QUESTIONS SUR LE TEXTE:
a - D'après le texte sur les soins et la recherche, qu'est-ce qui passe avant les opportunités de profit ?
b - Recopiez le passage du texte sur les soins et la recherche allant de « L’accent doit donc » jusqu'à « compétence et empathie. » inclus.

L’accent doit donc être mis sur les soins à la personne, sans oublier l’importance de la science et de la recherche. Parce que les soins sans la science sont vains, comme la science sans les soins est stérile. Cela va ensemble et c’est seulement ensemble qu’ils font de la médecine un art, un art qui implique la tête et le cœur, qui conjugue connaissance et compassion, professionnalisme et pitié, compétence et empathie.
Chers amis, merci parce que vous favorisez un développement humain de la recherche. Souvent, malheureusement, on suit les chemins de la rentabilité, en oubliant que les besoins des malades passent avant les opportunités de profit. Ils évoluent continuellement et il faut donc être prêt à faire face à des pathologies et des problèmes toujours nouveaux. Je pense, entre autres, aux besoins de nombreuses personnes âgées et à ceux qui sont liés à toutes les maladies rares, dont nous ne savons pas ce qu’elles sont, parce qu’il n’y a pas encore eu de recherches pour bien les comprendre… En plus de promouvoir la recherche, vous aidez ceux qui n’ont pas les moyens financiers de payer les frais universitaires et vous faites face à des coûts importants qu’un budget ordinaire ne peut pas soutenir. Je pense notamment aux efforts déjà consentis pour le Centre Covid, les urgences et pour le récent projet de soins palliatifs.

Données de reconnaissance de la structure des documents
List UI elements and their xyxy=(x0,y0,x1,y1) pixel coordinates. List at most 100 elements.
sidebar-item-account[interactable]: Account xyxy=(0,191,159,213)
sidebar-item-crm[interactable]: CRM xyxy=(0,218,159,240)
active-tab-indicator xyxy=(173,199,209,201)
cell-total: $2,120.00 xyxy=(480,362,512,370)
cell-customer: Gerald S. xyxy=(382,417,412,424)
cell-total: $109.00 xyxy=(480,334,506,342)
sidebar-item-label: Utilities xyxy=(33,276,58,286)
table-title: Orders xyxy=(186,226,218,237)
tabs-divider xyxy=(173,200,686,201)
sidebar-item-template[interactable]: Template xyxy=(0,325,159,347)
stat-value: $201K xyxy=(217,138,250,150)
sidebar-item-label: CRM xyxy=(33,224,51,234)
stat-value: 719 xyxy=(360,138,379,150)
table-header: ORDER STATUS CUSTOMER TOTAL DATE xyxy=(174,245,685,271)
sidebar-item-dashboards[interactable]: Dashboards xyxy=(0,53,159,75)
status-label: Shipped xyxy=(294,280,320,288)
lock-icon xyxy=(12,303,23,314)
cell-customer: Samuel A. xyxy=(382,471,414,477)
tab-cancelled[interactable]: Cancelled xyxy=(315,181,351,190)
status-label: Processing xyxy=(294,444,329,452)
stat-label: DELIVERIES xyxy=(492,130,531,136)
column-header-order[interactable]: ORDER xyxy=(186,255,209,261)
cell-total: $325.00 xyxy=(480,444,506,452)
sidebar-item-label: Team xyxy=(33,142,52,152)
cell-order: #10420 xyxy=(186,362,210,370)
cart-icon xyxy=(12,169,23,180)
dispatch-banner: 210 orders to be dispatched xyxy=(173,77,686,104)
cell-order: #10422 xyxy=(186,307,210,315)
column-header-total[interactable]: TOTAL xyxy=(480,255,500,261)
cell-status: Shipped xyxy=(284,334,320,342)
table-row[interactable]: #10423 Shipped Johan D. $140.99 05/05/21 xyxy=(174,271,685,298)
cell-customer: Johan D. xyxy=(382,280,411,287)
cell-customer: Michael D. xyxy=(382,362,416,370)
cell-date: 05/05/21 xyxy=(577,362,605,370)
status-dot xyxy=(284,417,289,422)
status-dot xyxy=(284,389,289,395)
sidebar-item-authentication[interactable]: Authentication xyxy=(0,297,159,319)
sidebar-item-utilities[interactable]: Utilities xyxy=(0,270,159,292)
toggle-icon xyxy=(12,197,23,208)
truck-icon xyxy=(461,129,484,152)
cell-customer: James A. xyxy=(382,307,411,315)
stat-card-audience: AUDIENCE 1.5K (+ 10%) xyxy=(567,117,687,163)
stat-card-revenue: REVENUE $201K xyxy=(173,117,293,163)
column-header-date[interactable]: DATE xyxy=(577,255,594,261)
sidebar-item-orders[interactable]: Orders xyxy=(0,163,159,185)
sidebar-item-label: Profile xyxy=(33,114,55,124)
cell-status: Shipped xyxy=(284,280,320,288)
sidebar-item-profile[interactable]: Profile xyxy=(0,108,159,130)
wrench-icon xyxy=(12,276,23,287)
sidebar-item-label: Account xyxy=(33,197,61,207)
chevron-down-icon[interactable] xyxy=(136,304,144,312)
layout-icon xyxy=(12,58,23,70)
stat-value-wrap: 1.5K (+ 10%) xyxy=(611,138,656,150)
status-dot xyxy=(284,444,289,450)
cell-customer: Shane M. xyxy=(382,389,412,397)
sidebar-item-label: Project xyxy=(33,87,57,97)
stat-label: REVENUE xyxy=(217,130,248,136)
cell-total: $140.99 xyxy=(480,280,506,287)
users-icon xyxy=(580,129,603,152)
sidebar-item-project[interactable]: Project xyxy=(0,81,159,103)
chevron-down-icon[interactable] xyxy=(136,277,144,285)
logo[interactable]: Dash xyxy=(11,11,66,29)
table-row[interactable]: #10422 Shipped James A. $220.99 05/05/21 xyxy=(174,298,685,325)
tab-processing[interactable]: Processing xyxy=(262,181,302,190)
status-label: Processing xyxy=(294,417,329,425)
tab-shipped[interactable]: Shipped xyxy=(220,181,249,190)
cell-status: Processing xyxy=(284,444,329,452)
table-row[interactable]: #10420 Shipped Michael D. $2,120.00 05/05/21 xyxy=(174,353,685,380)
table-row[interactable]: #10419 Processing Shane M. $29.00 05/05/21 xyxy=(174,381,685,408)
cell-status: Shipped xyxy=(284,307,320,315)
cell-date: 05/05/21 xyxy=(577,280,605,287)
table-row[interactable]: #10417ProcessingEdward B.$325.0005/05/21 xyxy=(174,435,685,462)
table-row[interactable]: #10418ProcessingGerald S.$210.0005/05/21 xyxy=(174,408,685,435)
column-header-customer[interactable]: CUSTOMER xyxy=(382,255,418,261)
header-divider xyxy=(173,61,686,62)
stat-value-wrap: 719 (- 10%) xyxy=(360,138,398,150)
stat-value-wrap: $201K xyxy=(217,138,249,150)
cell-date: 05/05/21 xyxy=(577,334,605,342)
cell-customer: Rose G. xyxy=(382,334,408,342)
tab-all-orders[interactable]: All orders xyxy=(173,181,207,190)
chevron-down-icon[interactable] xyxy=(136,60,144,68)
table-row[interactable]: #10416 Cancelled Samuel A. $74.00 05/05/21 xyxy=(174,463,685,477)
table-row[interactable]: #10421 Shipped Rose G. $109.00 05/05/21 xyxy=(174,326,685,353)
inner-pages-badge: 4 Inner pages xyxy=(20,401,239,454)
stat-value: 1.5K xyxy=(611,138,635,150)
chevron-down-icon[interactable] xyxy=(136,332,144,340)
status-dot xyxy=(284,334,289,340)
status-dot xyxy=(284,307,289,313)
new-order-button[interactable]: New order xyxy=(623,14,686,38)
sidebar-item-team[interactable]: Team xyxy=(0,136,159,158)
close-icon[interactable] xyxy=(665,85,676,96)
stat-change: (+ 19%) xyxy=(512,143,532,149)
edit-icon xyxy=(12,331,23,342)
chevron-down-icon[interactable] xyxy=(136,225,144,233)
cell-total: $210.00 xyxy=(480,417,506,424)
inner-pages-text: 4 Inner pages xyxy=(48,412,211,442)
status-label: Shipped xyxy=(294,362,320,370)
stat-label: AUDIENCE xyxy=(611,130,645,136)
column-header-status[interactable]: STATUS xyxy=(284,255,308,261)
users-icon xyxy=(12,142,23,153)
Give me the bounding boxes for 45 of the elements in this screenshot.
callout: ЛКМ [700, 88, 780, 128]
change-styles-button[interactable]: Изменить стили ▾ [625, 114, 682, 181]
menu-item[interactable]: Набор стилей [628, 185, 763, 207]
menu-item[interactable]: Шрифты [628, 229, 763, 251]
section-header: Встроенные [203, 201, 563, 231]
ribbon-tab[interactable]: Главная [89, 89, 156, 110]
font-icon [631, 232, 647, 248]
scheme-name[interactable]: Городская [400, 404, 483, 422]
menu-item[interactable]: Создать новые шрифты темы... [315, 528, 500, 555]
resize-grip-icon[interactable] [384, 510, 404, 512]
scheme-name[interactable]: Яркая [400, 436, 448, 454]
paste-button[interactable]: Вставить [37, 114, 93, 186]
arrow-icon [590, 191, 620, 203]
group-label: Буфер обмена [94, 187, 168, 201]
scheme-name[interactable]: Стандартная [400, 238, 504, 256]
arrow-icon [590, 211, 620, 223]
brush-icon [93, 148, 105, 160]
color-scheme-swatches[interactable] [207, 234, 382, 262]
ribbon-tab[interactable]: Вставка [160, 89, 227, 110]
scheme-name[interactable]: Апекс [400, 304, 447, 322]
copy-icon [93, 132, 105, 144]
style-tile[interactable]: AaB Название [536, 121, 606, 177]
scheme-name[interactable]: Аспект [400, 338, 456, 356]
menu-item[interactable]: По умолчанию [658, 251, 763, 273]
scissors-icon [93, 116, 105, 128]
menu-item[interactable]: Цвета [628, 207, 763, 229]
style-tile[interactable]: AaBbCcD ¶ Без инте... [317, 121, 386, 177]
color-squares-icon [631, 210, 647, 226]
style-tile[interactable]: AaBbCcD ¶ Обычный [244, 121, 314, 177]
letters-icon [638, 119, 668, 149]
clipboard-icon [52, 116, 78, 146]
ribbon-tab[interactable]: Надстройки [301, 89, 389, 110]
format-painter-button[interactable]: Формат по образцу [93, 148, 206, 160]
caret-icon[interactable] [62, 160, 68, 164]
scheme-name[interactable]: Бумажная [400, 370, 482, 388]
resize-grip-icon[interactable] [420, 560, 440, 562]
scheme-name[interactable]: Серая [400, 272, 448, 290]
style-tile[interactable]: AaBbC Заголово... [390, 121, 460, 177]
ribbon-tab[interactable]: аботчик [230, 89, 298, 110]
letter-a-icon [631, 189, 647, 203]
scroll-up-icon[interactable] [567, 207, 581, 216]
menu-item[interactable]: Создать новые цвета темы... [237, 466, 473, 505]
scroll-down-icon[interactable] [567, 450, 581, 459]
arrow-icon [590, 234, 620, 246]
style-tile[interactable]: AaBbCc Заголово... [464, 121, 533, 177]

RÉPONSES ATTENDUES:
a - Les besoins des malades.

b -
L’accent doit donc être mis sur les soins à la personne, sans oublier l’importance de la science et de la recherche. Parce que les soins sans la science sont vains, comme la science sans les soins est stérile. Cela va ensemble et c’est seulement ensemble qu’ils font de la médecine un art, un art qui implique la tête et le cœur, qui conjugue connaissance et compassion, professionnalisme et pitié, compétence et empathie.